### OBJECTIVE
Your task is to repeat the entries underneath exactly, minus the pictures.

>> START DATA SECTION

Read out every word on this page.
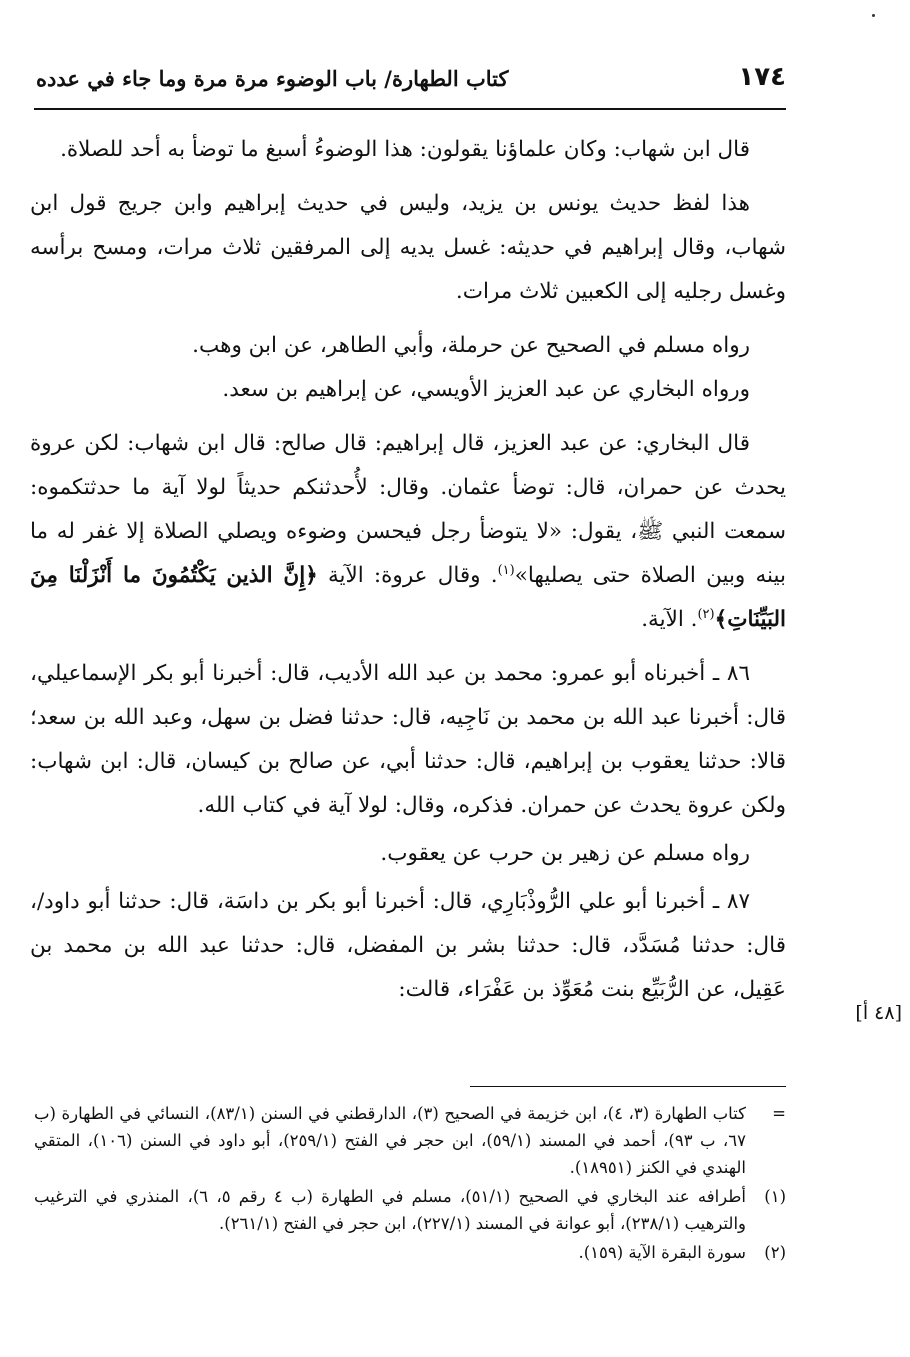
١٧٤
كتاب الطهارة/ باب الوضوء مرة مرة وما جاء في عدده

قال ابن شهاب: وكان علماؤنا يقولون: هذا الوضوءُ أسبغ ما توضأ به أحد للصلاة.

هذا لفظ حديث يونس بن يزيد، وليس في حديث إبراهيم وابن جريج قول ابن شهاب، وقال إبراهيم في حديثه: غسل يديه إلى المرفقين ثلاث مرات، ومسح برأسه وغسل رجليه إلى الكعبين ثلاث مرات.

رواه مسلم في الصحيح عن حرملة، وأبي الطاهر، عن ابن وهب.

ورواه البخاري عن عبد العزيز الأويسي، عن إبراهيم بن سعد.

قال البخاري: عن عبد العزيز، قال إبراهيم: قال صالح: قال ابن شهاب: لكن عروة يحدث عن حمران، قال: توضأ عثمان. وقال: لأُحدثنكم حديثاً لولا آية ما حدثتكموه: سمعت النبي ﷺ، يقول: «لا يتوضأ رجل فيحسن وضوءه ويصلي الصلاة إلا غفر له ما بينه وبين الصلاة حتى يصليها»$^{(١)}$. وقال عروة: الآية ﴿إِنَّ الذين يَكْتُمُونَ ما أَنْزَلْنَا مِنَ البَيِّنَاتِ﴾$^{(٢)}$. الآية.

٨٦ ـ أخبرناه أبو عمرو: محمد بن عبد الله الأديب، قال: أخبرنا أبو بكر الإسماعيلي، قال: أخبرنا عبد الله بن محمد بن نَاجِيه، قال: حدثنا فضل بن سهل، وعبد الله بن سعد؛ قالا: حدثنا يعقوب بن إبراهيم، قال: حدثنا أبي، عن صالح بن كيسان، قال: ابن شهاب: ولكن عروة يحدث عن حمران. فذكره، وقال: لولا آية في كتاب الله.

رواه مسلم عن زهير بن حرب عن يعقوب.

٨٧ ـ أخبرنا أبو علي الرُّوذْبَارِي، قال: أخبرنا أبو بكر بن داسَة، قال: حدثنا أبو داود/، قال: حدثنا مُسَدَّد، قال: حدثنا بشر بن المفضل، قال: حدثنا عبد الله بن محمد بن عَقِيل، عن الرُّبَيِّع بنت مُعَوِّذ بن عَفْرَاء، قالت:

[٤٨ أ]

=
كتاب الطهارة (٣، ٤)، ابن خزيمة في الصحيح (٣)، الدارقطني في السنن (٨٣/١)، النسائي في الطهارة (ب ٦٧، ب ٩٣)، أحمد في المسند (٥٩/١)، ابن حجر في الفتح (٢٥٩/١)، أبو داود في السنن (١٠٦)، المتقي الهندي في الكنز (١٨٩٥١).

(١)
أطرافه عند البخاري في الصحيح (٥١/١)، مسلم في الطهارة (ب ٤ رقم ٥، ٦)، المنذري في الترغيب والترهيب (٢٣٨/١)، أبو عوانة في المسند (٢٢٧/١)، ابن حجر في الفتح (٢٦١/١).

(٢)
سورة البقرة الآية (١٥٩).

>> END DATA SECTION

### PROBLEM SOLUTION
Read out every word on this page.
١٧٤
كتاب الطهارة/ باب الوضوء مرة مرة وما جاء في عدده

قال ابن شهاب: وكان علماؤنا يقولون: هذا الوضوءُ أسبغ ما توضأ به أحد للصلاة.

هذا لفظ حديث يونس بن يزيد، وليس في حديث إبراهيم وابن جريج قول ابن شهاب، وقال إبراهيم في حديثه: غسل يديه إلى المرفقين ثلاث مرات، ومسح برأسه وغسل رجليه إلى الكعبين ثلاث مرات.

رواه مسلم في الصحيح عن حرملة، وأبي الطاهر، عن ابن وهب.

ورواه البخاري عن عبد العزيز الأويسي، عن إبراهيم بن سعد.

قال البخاري: عن عبد العزيز، قال إبراهيم: قال صالح: قال ابن شهاب: لكن عروة يحدث عن حمران، قال: توضأ عثمان. وقال: لأُحدثنكم حديثاً لولا آية ما حدثتكموه: سمعت النبي ﷺ، يقول: «لا يتوضأ رجل فيحسن وضوءه ويصلي الصلاة إلا غفر له ما بينه وبين الصلاة حتى يصليها»$^{(١)}$. وقال عروة: الآية ﴿إِنَّ الذين يَكْتُمُونَ ما أَنْزَلْنَا مِنَ البَيِّنَاتِ﴾$^{(٢)}$. الآية.

٨٦ ـ أخبرناه أبو عمرو: محمد بن عبد الله الأديب، قال: أخبرنا أبو بكر الإسماعيلي، قال: أخبرنا عبد الله بن محمد بن نَاجِيه، قال: حدثنا فضل بن سهل، وعبد الله بن سعد؛ قالا: حدثنا يعقوب بن إبراهيم، قال: حدثنا أبي، عن صالح بن كيسان، قال: ابن شهاب: ولكن عروة يحدث عن حمران. فذكره، وقال: لولا آية في كتاب الله.

رواه مسلم عن زهير بن حرب عن يعقوب.

٨٧ ـ أخبرنا أبو علي الرُّوذْبَارِي، قال: أخبرنا أبو بكر بن داسَة، قال: حدثنا أبو داود/، قال: حدثنا مُسَدَّد، قال: حدثنا بشر بن المفضل، قال: حدثنا عبد الله بن محمد بن عَقِيل، عن الرُّبَيِّع بنت مُعَوِّذ بن عَفْرَاء، قالت:

[٤٨ أ]

=
كتاب الطهارة (٣، ٤)، ابن خزيمة في الصحيح (٣)، الدارقطني في السنن (٨٣/١)، النسائي في الطهارة (ب ٦٧، ب ٩٣)، أحمد في المسند (٥٩/١)، ابن حجر في الفتح (٢٥٩/١)، أبو داود في السنن (١٠٦)، المتقي الهندي في الكنز (١٨٩٥١).

(١)
أطرافه عند البخاري في الصحيح (٥١/١)، مسلم في الطهارة (ب ٤ رقم ٥، ٦)، المنذري في الترغيب والترهيب (٢٣٨/١)، أبو عوانة في المسند (٢٢٧/١)، ابن حجر في الفتح (٢٦١/١).

(٢)
سورة البقرة الآية (١٥٩).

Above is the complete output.